## Task brief
Will you output all of the data below exactly, omitting the images?

Some records:
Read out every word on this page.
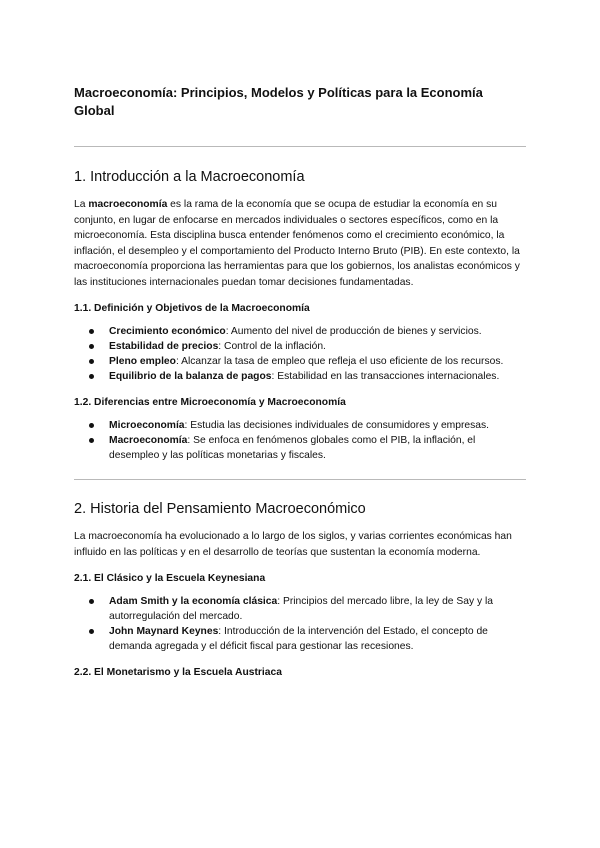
Macroeconomía: Principios, Modelos y Políticas para la Economía Global
1. Introducción a la Macroeconomía

La macroeconomía es la rama de la economía que se ocupa de estudiar la economía en su conjunto, en lugar de enfocarse en mercados individuales o sectores específicos, como en la microeconomía. Esta disciplina busca entender fenómenos como el crecimiento económico, la inflación, el desempleo y el comportamiento del Producto Interno Bruto (PIB). En este contexto, la macroeconomía proporciona las herramientas para que los gobiernos, los analistas económicos y las instituciones internacionales puedan tomar decisiones fundamentadas.

1.1. Definición y Objetivos de la Macroeconomía
Crecimiento económico: Aumento del nivel de producción de bienes y servicios.
Estabilidad de precios: Control de la inflación.
Pleno empleo: Alcanzar la tasa de empleo que refleja el uso eficiente de los recursos.
Equilibrio de la balanza de pagos: Estabilidad en las transacciones internacionales.
1.2. Diferencias entre Microeconomía y Macroeconomía
Microeconomía: Estudia las decisiones individuales de consumidores y empresas.
Macroeconomía: Se enfoca en fenómenos globales como el PIB, la inflación, el desempleo y las políticas monetarias y fiscales.
2. Historia del Pensamiento Macroeconómico

La macroeconomía ha evolucionado a lo largo de los siglos, y varias corrientes económicas han influido en las políticas y en el desarrollo de teorías que sustentan la economía moderna.

2.1. El Clásico y la Escuela Keynesiana
Adam Smith y la economía clásica: Principios del mercado libre, la ley de Say y la autorregulación del mercado.
John Maynard Keynes: Introducción de la intervención del Estado, el concepto de demanda agregada y el déficit fiscal para gestionar las recesiones.
2.2. El Monetarismo y la Escuela Austriaca
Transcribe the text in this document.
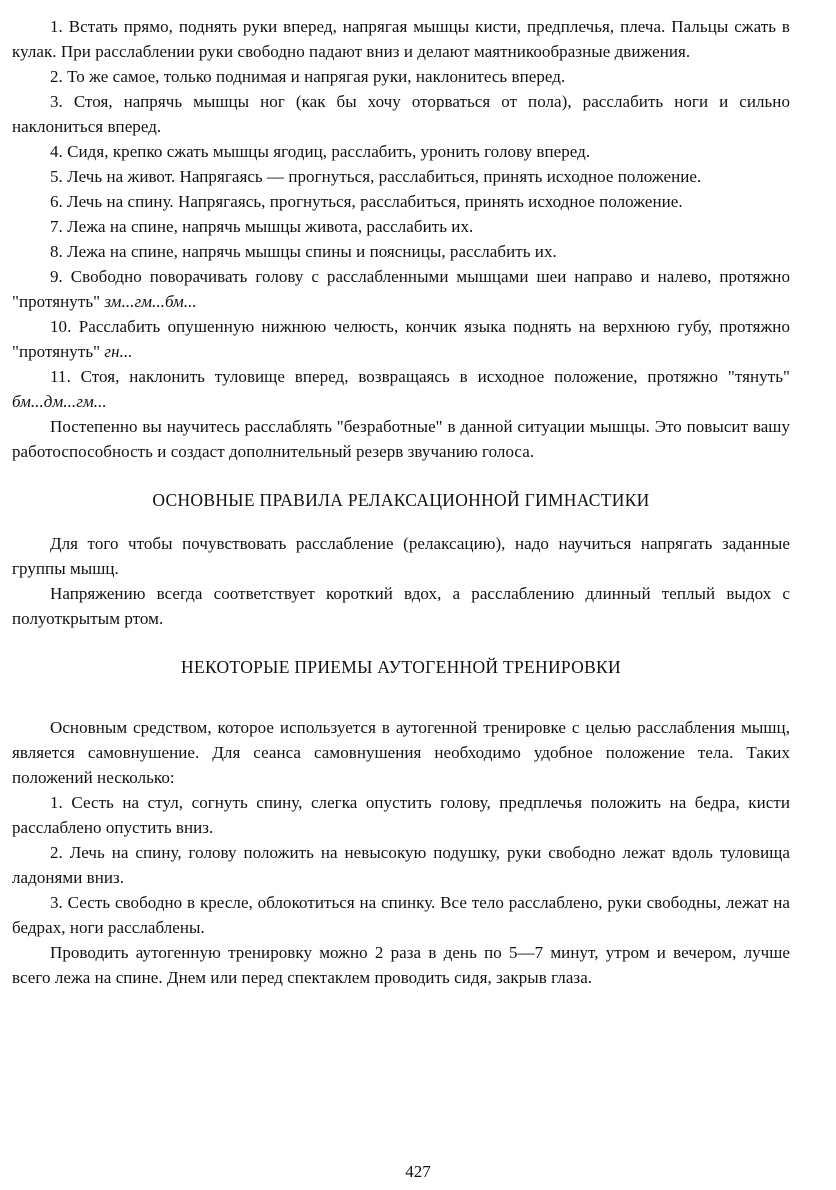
1. Встать прямо, поднять руки вперед, напрягая мышцы кисти, предплечья, плеча. Пальцы сжать в кулак. При расслаблении руки свободно падают вниз и делают маятникообразные движения.

2. То же самое, только поднимая и напрягая руки, наклонитесь вперед.

3. Стоя, напрячь мышцы ног (как бы хочу оторваться от пола), расслабить ноги и сильно наклониться вперед.

4. Сидя, крепко сжать мышцы ягодиц, расслабить, уронить голову вперед.

5. Лечь на живот. Напрягаясь — прогнуться, расслабиться, принять исходное положение.

6. Лечь на спину. Напрягаясь, прогнуться, расслабиться, принять исходное положение.

7. Лежа на спине, напрячь мышцы живота, расслабить их.

8. Лежа на спине, напрячь мышцы спины и поясницы, расслабить их.

9. Свободно поворачивать голову с расслабленными мышцами шеи направо и налево, протяжно "протянуть" зм...гм...бм...

10. Расслабить опушенную нижнюю челюсть, кончик языка поднять на верхнюю губу, протяжно "протянуть" гн...

11. Стоя, наклонить туловище вперед, возвращаясь в исходное положение, протяжно "тянуть" бм...дм...гм...

Постепенно вы научитесь расслаблять "безработные" в данной ситуации мышцы. Это повысит вашу работоспособность и создаст дополнительный резерв звучанию голоса.

ОСНОВНЫЕ ПРАВИЛА РЕЛАКСАЦИОННОЙ ГИМНАСТИКИ

Для того чтобы почувствовать расслабление (релаксацию), надо научиться напрягать заданные группы мышц.

Напряжению всегда соответствует короткий вдох, а расслаблению длинный теплый выдох с полуоткрытым ртом.

НЕКОТОРЫЕ ПРИЕМЫ АУТОГЕННОЙ ТРЕНИРОВКИ

Основным средством, которое используется в аутогенной тренировке с целью расслабления мышц, является самовнушение. Для сеанса самовнушения необходимо удобное положение тела. Таких положений несколько:

1. Сесть на стул, согнуть спину, слегка опустить голову, предплечья положить на бедра, кисти расслаблено опустить вниз.

2. Лечь на спину, голову положить на невысокую подушку, руки свободно лежат вдоль туловища ладонями вниз.

3. Сесть свободно в кресле, облокотиться на спинку. Все тело расслаблено, руки свободны, лежат на бедрах, ноги расслаблены.

Проводить аутогенную тренировку можно 2 раза в день по 5—7 минут, утром и вечером, лучше всего лежа на спине. Днем или перед спектаклем проводить сидя, закрыв глаза.

427
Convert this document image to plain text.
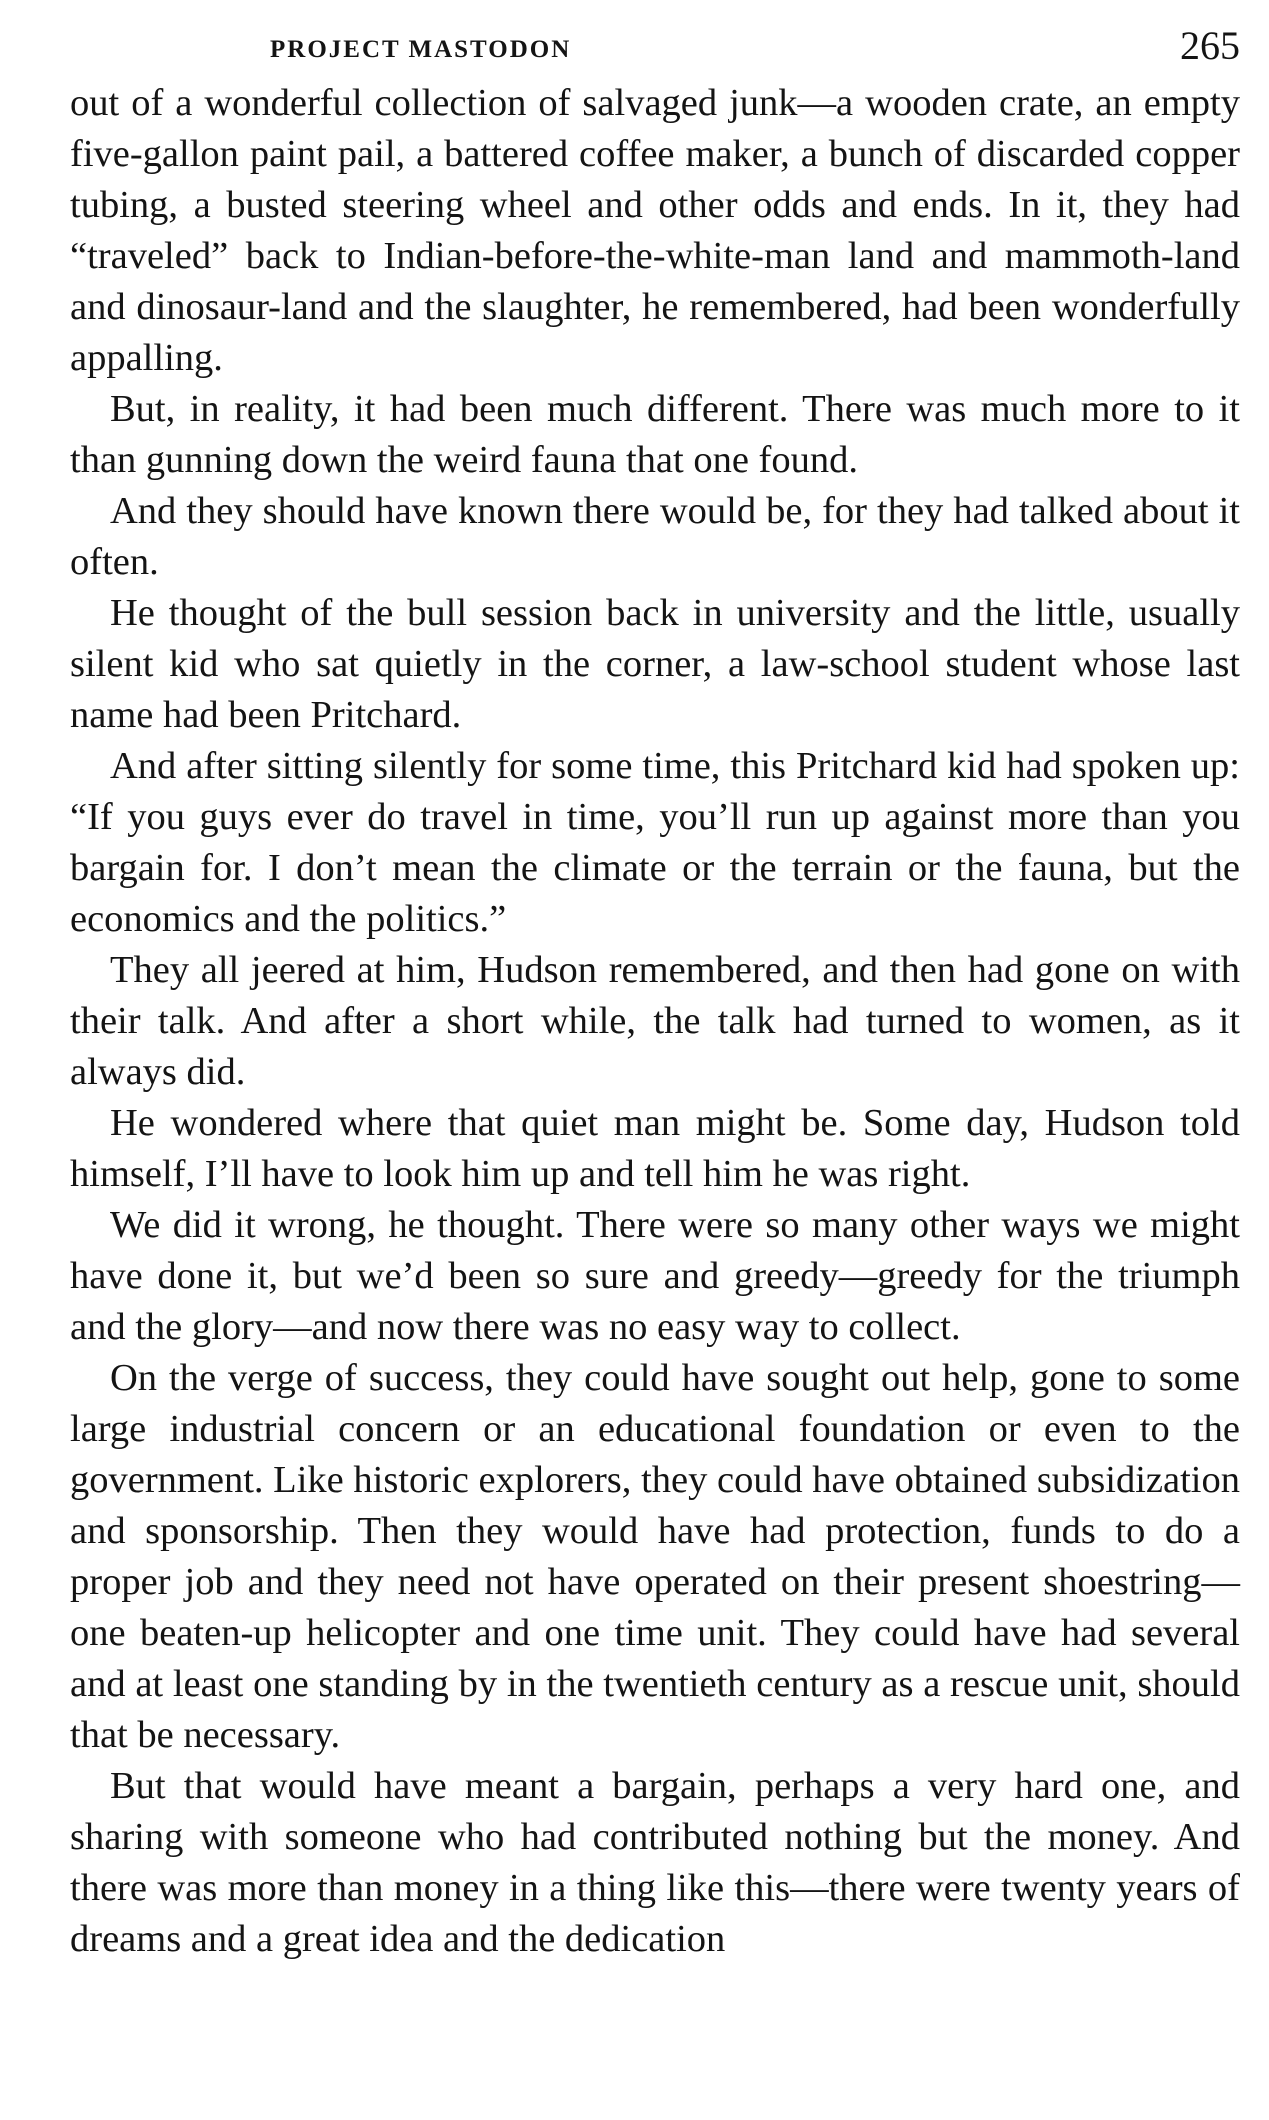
PROJECT MASTODON	265

out of a wonderful collection of salvaged junk—a wooden crate, an empty five-gallon paint pail, a battered coffee maker, a bunch of discarded copper tubing, a busted steering wheel and other odds and ends. In it, they had “traveled” back to Indian-before-the-white-man land and mammoth-land and dinosaur-land and the slaughter, he remembered, had been wonderfully appalling.

But, in reality, it had been much different. There was much more to it than gunning down the weird fauna that one found.

And they should have known there would be, for they had talked about it often.

He thought of the bull session back in university and the little, usually silent kid who sat quietly in the corner, a law-school student whose last name had been Pritchard.

And after sitting silently for some time, this Pritchard kid had spoken up: “If you guys ever do travel in time, you’ll run up against more than you bargain for. I don’t mean the climate or the terrain or the fauna, but the economics and the politics.”

They all jeered at him, Hudson remembered, and then had gone on with their talk. And after a short while, the talk had turned to women, as it always did.

He wondered where that quiet man might be. Some day, Hudson told himself, I’ll have to look him up and tell him he was right.

We did it wrong, he thought. There were so many other ways we might have done it, but we’d been so sure and greedy—greedy for the triumph and the glory—and now there was no easy way to collect.

On the verge of success, they could have sought out help, gone to some large industrial concern or an educational foundation or even to the government. Like historic explorers, they could have obtained subsidization and sponsorship. Then they would have had protection, funds to do a proper job and they need not have operated on their present shoestring—one beaten-up helicopter and one time unit. They could have had several and at least one standing by in the twentieth century as a rescue unit, should that be necessary.

But that would have meant a bargain, perhaps a very hard one, and sharing with someone who had contributed nothing but the money. And there was more than money in a thing like this—there were twenty years of dreams and a great idea and the dedication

## Written solution
Read out every word on this page.
Macroeconomía: Principios, Modelos y Políticas para la Economía Global
1. Introducción a la Macroeconomía

La macroeconomía es la rama de la economía que se ocupa de estudiar la economía en su conjunto, en lugar de enfocarse en mercados individuales o sectores específicos, como en la microeconomía. Esta disciplina busca entender fenómenos como el crecimiento económico, la inflación, el desempleo y el comportamiento del Producto Interno Bruto (PIB). En este contexto, la macroeconomía proporciona las herramientas para que los gobiernos, los analistas económicos y las instituciones internacionales puedan tomar decisiones fundamentadas.

1.1. Definición y Objetivos de la Macroeconomía
Crecimiento económico: Aumento del nivel de producción de bienes y servicios.
Estabilidad de precios: Control de la inflación.
Pleno empleo: Alcanzar la tasa de empleo que refleja el uso eficiente de los recursos.
Equilibrio de la balanza de pagos: Estabilidad en las transacciones internacionales.
1.2. Diferencias entre Microeconomía y Macroeconomía
Microeconomía: Estudia las decisiones individuales de consumidores y empresas.
Macroeconomía: Se enfoca en fenómenos globales como el PIB, la inflación, el desempleo y las políticas monetarias y fiscales.
2. Historia del Pensamiento Macroeconómico

La macroeconomía ha evolucionado a lo largo de los siglos, y varias corrientes económicas han influido en las políticas y en el desarrollo de teorías que sustentan la economía moderna.

2.1. El Clásico y la Escuela Keynesiana
Adam Smith y la economía clásica: Principios del mercado libre, la ley de Say y la autorregulación del mercado.
John Maynard Keynes: Introducción de la intervención del Estado, el concepto de demanda agregada y el déficit fiscal para gestionar las recesiones.
2.2. El Monetarismo y la Escuela Austriaca
Transcribe the text in this document.
1. Встать прямо, поднять руки вперед, напрягая мышцы кисти, предплечья, плеча. Пальцы сжать в кулак. При расслаблении руки свободно падают вниз и делают маятникообразные движения.

2. То же самое, только поднимая и напрягая руки, наклонитесь вперед.

3. Стоя, напрячь мышцы ног (как бы хочу оторваться от пола), расслабить ноги и сильно наклониться вперед.

4. Сидя, крепко сжать мышцы ягодиц, расслабить, уронить голову вперед.

5. Лечь на живот. Напрягаясь — прогнуться, расслабиться, принять исходное положение.

6. Лечь на спину. Напрягаясь, прогнуться, расслабиться, принять исходное положение.

7. Лежа на спине, напрячь мышцы живота, расслабить их.

8. Лежа на спине, напрячь мышцы спины и поясницы, расслабить их.

9. Свободно поворачивать голову с расслабленными мышцами шеи направо и налево, протяжно "протянуть" зм...гм...бм...

10. Расслабить опушенную нижнюю челюсть, кончик языка поднять на верхнюю губу, протяжно "протянуть" гн...

11. Стоя, наклонить туловище вперед, возвращаясь в исходное положение, протяжно "тянуть" бм...дм...гм...

Постепенно вы научитесь расслаблять "безработные" в данной ситуации мышцы. Это повысит вашу работоспособность и создаст дополнительный резерв звучанию голоса.

ОСНОВНЫЕ ПРАВИЛА РЕЛАКСАЦИОННОЙ ГИМНАСТИКИ

Для того чтобы почувствовать расслабление (релаксацию), надо научиться напрягать заданные группы мышц.

Напряжению всегда соответствует короткий вдох, а расслаблению длинный теплый выдох с полуоткрытым ртом.

НЕКОТОРЫЕ ПРИЕМЫ АУТОГЕННОЙ ТРЕНИРОВКИ

Основным средством, которое используется в аутогенной тренировке с целью расслабления мышц, является самовнушение. Для сеанса самовнушения необходимо удобное положение тела. Таких положений несколько:

1. Сесть на стул, согнуть спину, слегка опустить голову, предплечья положить на бедра, кисти расслаблено опустить вниз.

2. Лечь на спину, голову положить на невысокую подушку, руки свободно лежат вдоль туловища ладонями вниз.

3. Сесть свободно в кресле, облокотиться на спинку. Все тело расслаблено, руки свободны, лежат на бедрах, ноги расслаблены.

Проводить аутогенную тренировку можно 2 раза в день по 5—7 минут, утром и вечером, лучше всего лежа на спине. Днем или перед спектаклем проводить сидя, закрыв глаза.

427
Convert this document image to plain text.
PROJECT MASTODON	265

out of a wonderful collection of salvaged junk—a wooden crate, an empty five-gallon paint pail, a battered coffee maker, a bunch of discarded copper tubing, a busted steering wheel and other odds and ends. In it, they had “traveled” back to Indian-before-the-white-man land and mammoth-land and dinosaur-land and the slaughter, he remembered, had been wonderfully appalling.

But, in reality, it had been much different. There was much more to it than gunning down the weird fauna that one found.

And they should have known there would be, for they had talked about it often.

He thought of the bull session back in university and the little, usually silent kid who sat quietly in the corner, a law-school student whose last name had been Pritchard.

And after sitting silently for some time, this Pritchard kid had spoken up: “If you guys ever do travel in time, you’ll run up against more than you bargain for. I don’t mean the climate or the terrain or the fauna, but the economics and the politics.”

They all jeered at him, Hudson remembered, and then had gone on with their talk. And after a short while, the talk had turned to women, as it always did.

He wondered where that quiet man might be. Some day, Hudson told himself, I’ll have to look him up and tell him he was right.

We did it wrong, he thought. There were so many other ways we might have done it, but we’d been so sure and greedy—greedy for the triumph and the glory—and now there was no easy way to collect.

On the verge of success, they could have sought out help, gone to some large industrial concern or an educational foundation or even to the government. Like historic explorers, they could have obtained subsidization and sponsorship. Then they would have had protection, funds to do a proper job and they need not have operated on their present shoestring—one beaten-up helicopter and one time unit. They could have had several and at least one standing by in the twentieth century as a rescue unit, should that be necessary.

But that would have meant a bargain, perhaps a very hard one, and sharing with someone who had contributed nothing but the money. And there was more than money in a thing like this—there were twenty years of dreams and a great idea and the dedication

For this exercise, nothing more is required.